-- start SUPPLIED PASSAGE --
Artist of the Week - The Cuddle Cult
Edited for content and clarity by Shannon Parris
In this week’s Artist of the Week interview, we’re talking to an I Made It! Market artist who hails from Ohio! Our community is mostly local to Pittsburgh, but we welcome artists from other cities and states to apply!
Ashley Ross is the woman behind The Cuddle Cult, based in Lakewood, Ohio. Find her at www.thecuddlecult.com.
Shannon Parris: Hi, Ashley! While we're mostly a Pittsburgh community, we welcome makers from other states to participate! Can you talk a little about what your experience has been like in that regard?
Ashley Ross: I feel very welcomed by the PGH maker community. It's nice to get out of my hometown and make new friends and meet new clients. I have a pretty great following in Pittsburgh, mostly because of IMI and Neighborhood Flea.
SP: Please introduce yourself! Feel free to share any background about your personal life, family, work outside of making, etc.
AR: I'm Ashley Ross, and I am the designer/owner of The Cuddle Cult. I'm also a full time tattoo artist at a shop here in Cleveland and have been tattooing almost 11 years. I'm married with an adorable 4.5 year old boy who loves everything his mommy makes (and regularly adopts them as his own). I spend most of my time at either one job or another, but I do love brunching and spending time out with my friends and family.
SP: Your art makes so much sense in the context of your being a tattoo artist. Do you have an “elevator pitch” for your business that you use to sum it up when people ask what you do?
AR: I just tell people they’re “Pop Culture Inspired Plush Toys.”
SP: Where does "The Cuddle Cult" come from?
AR: Everything about this whole thing was very organic, I think I was stuffing dolls for a show and throwing words out about them, and it just kind of happened. Then, I texted all my family and friends, and threw the name out to them, and that was that.
SP: How long have you been a maker?
AR: I have been a maker all my life, but I didn't start doing markets until right after my son was born.
SP: Have you always made plush toys?
AR: I've only been The Cuddle Cult since October of 2016. Before that I had a crochet business called Crochet Til Death. I made quirky hoods with ears, animal scarves, fun kids hats, and crocheted taxidermy heads.
SP: What surprises you about this kind of business?
AR: I am always surprised at how the public views makers, and I guess it’s on a show by show basis. Some people really understand that we are artists, and this is our job, and you will pay more for something handmade. Some think that we do this for fun, or as a hobby and do not understand why we aren't just selling to buy more supplies, or willing to do work for free or next to nothing. This is a blanket statement for anyone in a creative field. I feel like since people view what we do as "fun," then it cannot be a sustainable job.
I’m surprised at how large the market and handmade community has grown even in the past 5 years as well. There are new markets every year.
SP: What motivates you to continue?
-- end SUPPLIED PASSAGE --
__THE TASK__
Quote the Cuddle Cult interview above word for word, everything from "SP: Where does" down to "son was born.".
-- start DATASET ROWS --
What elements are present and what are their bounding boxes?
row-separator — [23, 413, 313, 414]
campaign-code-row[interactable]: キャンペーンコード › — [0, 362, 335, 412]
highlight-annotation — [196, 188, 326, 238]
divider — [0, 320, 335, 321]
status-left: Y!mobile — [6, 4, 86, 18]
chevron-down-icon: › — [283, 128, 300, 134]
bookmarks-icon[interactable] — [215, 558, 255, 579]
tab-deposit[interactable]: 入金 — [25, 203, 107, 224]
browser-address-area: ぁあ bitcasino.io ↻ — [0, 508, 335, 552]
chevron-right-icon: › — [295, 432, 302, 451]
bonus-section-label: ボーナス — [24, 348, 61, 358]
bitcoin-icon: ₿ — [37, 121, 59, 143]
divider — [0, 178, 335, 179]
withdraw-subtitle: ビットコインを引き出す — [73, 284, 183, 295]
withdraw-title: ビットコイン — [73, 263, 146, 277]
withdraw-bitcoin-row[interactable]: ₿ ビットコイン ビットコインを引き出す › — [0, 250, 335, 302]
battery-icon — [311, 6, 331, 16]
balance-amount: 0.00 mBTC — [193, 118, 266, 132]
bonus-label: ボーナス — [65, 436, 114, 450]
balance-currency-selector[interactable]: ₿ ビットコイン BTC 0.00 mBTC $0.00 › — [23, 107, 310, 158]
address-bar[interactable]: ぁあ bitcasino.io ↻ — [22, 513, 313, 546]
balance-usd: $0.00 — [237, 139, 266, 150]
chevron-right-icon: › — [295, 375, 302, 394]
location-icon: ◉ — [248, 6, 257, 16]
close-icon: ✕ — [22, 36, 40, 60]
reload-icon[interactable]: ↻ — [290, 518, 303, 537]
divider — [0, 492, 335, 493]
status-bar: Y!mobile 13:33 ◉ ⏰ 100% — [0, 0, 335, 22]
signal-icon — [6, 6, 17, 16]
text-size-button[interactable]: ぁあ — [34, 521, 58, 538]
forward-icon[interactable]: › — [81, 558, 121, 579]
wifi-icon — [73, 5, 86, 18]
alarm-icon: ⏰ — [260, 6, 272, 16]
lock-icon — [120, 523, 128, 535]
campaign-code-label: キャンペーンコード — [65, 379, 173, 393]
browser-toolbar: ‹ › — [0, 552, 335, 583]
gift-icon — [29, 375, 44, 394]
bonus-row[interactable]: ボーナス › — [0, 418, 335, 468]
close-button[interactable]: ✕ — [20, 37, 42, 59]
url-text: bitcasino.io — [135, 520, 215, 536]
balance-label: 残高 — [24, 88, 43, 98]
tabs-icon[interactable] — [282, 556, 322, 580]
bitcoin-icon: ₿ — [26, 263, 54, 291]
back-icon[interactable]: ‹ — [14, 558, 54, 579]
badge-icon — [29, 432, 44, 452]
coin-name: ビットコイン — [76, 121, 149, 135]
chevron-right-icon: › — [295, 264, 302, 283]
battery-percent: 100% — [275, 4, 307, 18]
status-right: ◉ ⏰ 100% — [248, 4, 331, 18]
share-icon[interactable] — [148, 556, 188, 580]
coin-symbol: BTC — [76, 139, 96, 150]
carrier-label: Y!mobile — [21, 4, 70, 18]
-- end DATASET ROWS --
__FINISHED EXERCISE__
SP: Where does "The Cuddle Cult" come from?
AR: Everything about this whole thing was very organic, I think I was stuffing dolls for a show and throwing words out about them, and it just kind of happened. Then, I texted all my family and friends, and threw the name out to them, and that was that.
SP: How long have you been a maker?
AR: I have been a maker all my life, but I didn't start doing markets until right after my son was born.